■ Data items ■
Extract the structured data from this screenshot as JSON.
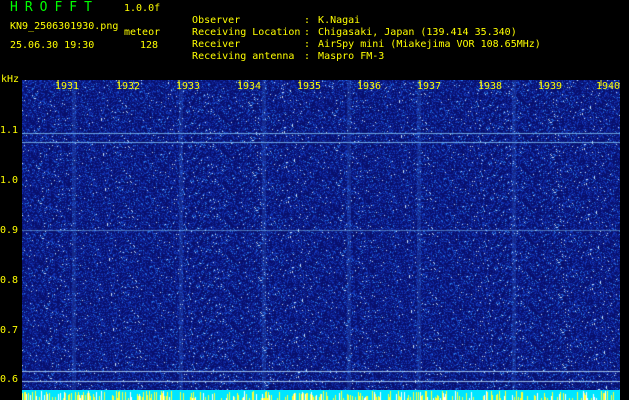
{
  "header": {
    "app_title": "HROFFT",
    "version": "1.0.0f",
    "filename": "KN9_2506301930.png",
    "mode": "meteor",
    "datetime": "25.06.30 19:30",
    "count": "128"
  },
  "meta": [
    {
      "key": "Observer",
      "value": "K.Nagai"
    },
    {
      "key": "Receiving Location",
      "value": "Chigasaki, Japan (139.414 35.340)"
    },
    {
      "key": "Receiver",
      "value": "AirSpy mini (Miakejima VOR 108.65MHz)"
    },
    {
      "key": "Receiving antenna",
      "value": "Maspro FM-3"
    }
  ],
  "y_axis": {
    "unit": "kHz",
    "ticks": [
      "1.1",
      "1.0",
      "0.9",
      "0.8",
      "0.7",
      "0.6"
    ]
  },
  "x_axis": {
    "ticks": [
      "1931",
      "1932",
      "1933",
      "1934",
      "1935",
      "1936",
      "1937",
      "1938",
      "1939",
      "1940"
    ]
  },
  "colors": {
    "background": "#000000",
    "text": "#ffff00",
    "title": "#00ff00",
    "noise_base": "#0a1a8c",
    "bottom_strip": "#00e5ff"
  }
}
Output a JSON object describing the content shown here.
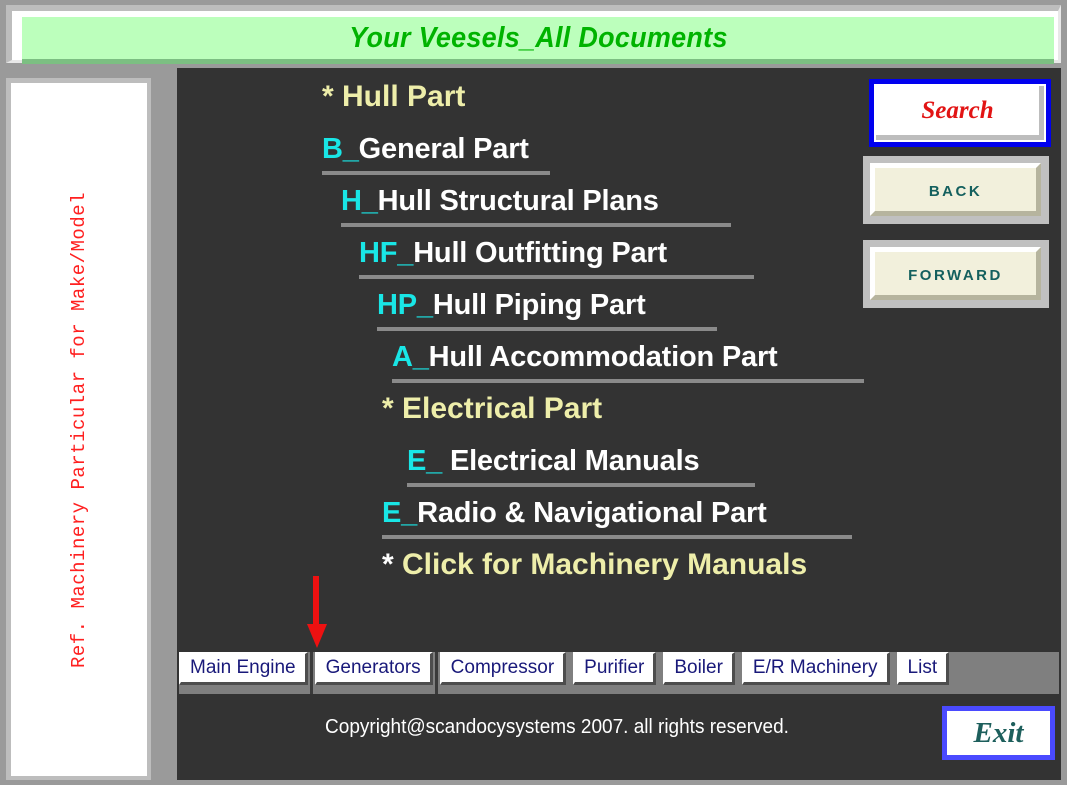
{
  "header": {
    "title": "Your Veesels_All Documents"
  },
  "sidebar": {
    "label": "Ref. Machinery Particular for Make/Model"
  },
  "main": {
    "menu": [
      {
        "kind": "section",
        "star": "*",
        "star_color": "cream",
        "text": "Hull Part",
        "indent": "ind-sec0"
      },
      {
        "kind": "item",
        "code": "B_",
        "label": "General Part",
        "indent": "ind-0",
        "rule_width": 228
      },
      {
        "kind": "item",
        "code": "H_",
        "label": "Hull Structural Plans",
        "indent": "ind-1",
        "rule_width": 390
      },
      {
        "kind": "item",
        "code": "HF_",
        "label": "Hull Outfitting Part",
        "indent": "ind-2",
        "rule_width": 395
      },
      {
        "kind": "item",
        "code": "HP_",
        "label": "Hull Piping Part",
        "indent": "ind-3",
        "rule_width": 340
      },
      {
        "kind": "item",
        "code": "A_",
        "label": "Hull Accommodation Part",
        "indent": "ind-4",
        "rule_width": 472
      },
      {
        "kind": "section",
        "star": "*",
        "star_color": "cream",
        "text": "Electrical Part",
        "indent": "ind-sec1"
      },
      {
        "kind": "item",
        "code": "E_ ",
        "label": "Electrical Manuals",
        "indent": "ind-5",
        "rule_width": 348
      },
      {
        "kind": "item",
        "code": "E_",
        "label": "Radio & Navigational Part",
        "indent": "ind-last",
        "rule_width": 470
      },
      {
        "kind": "section",
        "star": "*",
        "star_color": "white",
        "text": "Click for Machinery Manuals",
        "indent": "ind-sec1"
      }
    ],
    "buttons": {
      "search": "Search",
      "back": "BACK",
      "forward": "Forward",
      "exit": "Exit"
    },
    "tabs": [
      {
        "label": "Main Engine",
        "selected": false
      },
      {
        "label": "Generators",
        "selected": true
      },
      {
        "label": "Compressor",
        "selected": false
      },
      {
        "label": "Purifier",
        "selected": false
      },
      {
        "label": "Boiler",
        "selected": false
      },
      {
        "label": "E/R Machinery",
        "selected": false
      },
      {
        "label": "List",
        "selected": false
      }
    ],
    "copyright": "Copyright@scandocysystems 2007. all rights reserved."
  },
  "colors": {
    "panel_bg": "#333333",
    "title_bg": "#bcffbc",
    "title_text": "#00b300",
    "code_cyan": "#19e6e6",
    "section_cream": "#eeeeaa",
    "tab_text": "#19197a",
    "arrow_red": "#ee1111",
    "search_red": "#e21414",
    "exit_teal": "#1d5f5c",
    "nav_teal": "#14605e",
    "sidebar_red": "#ff2020"
  }
}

■ STATED EXERCISE ■
Check every line of the data, and copy the ones that contain "indent".

■ EXERCISE RESPONSE ■
        "indent": "ind-sec0"
        "indent": "ind-0",
        "indent": "ind-1",
        "indent": "ind-2",
        "indent": "ind-3",
        "indent": "ind-4",
        "indent": "ind-sec1"
        "indent": "ind-5",
        "indent": "ind-last",
        "indent": "ind-sec1"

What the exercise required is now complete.